▸ **Set task**:
Output the data that follows exactly, line for line.

▸ **Figure content listings**:
● ● ● ● ● ● ●
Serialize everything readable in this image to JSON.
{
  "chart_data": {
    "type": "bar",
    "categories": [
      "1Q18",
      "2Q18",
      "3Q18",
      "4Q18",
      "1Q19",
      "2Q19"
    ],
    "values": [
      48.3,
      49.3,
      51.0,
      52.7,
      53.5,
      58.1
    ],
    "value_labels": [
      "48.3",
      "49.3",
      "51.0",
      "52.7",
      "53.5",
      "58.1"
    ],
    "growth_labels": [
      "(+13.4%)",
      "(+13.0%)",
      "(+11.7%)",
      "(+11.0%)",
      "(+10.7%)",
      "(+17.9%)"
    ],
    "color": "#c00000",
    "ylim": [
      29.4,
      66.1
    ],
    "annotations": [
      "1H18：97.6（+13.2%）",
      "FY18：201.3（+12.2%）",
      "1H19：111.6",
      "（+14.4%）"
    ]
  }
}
● ● ● ● ● ● ●
▸ **Response**:
Serialize everything readable in this image to JSON.
{
  "chart_data": {
    "type": "bar",
    "categories": [
      "1Q18",
      "2Q18",
      "3Q18",
      "4Q18",
      "1Q19",
      "2Q19"
    ],
    "values": [
      48.3,
      49.3,
      51.0,
      52.7,
      53.5,
      58.1
    ],
    "value_labels": [
      "48.3",
      "49.3",
      "51.0",
      "52.7",
      "53.5",
      "58.1"
    ],
    "growth_labels": [
      "(+13.4%)",
      "(+13.0%)",
      "(+11.7%)",
      "(+11.0%)",
      "(+10.7%)",
      "(+17.9%)"
    ],
    "color": "#c00000",
    "ylim": [
      29.4,
      66.1
    ],
    "annotations": [
      "1H18：97.6（+13.2%）",
      "FY18：201.3（+12.2%）",
      "1H19：111.6",
      "（+14.4%）"
    ]
  }
}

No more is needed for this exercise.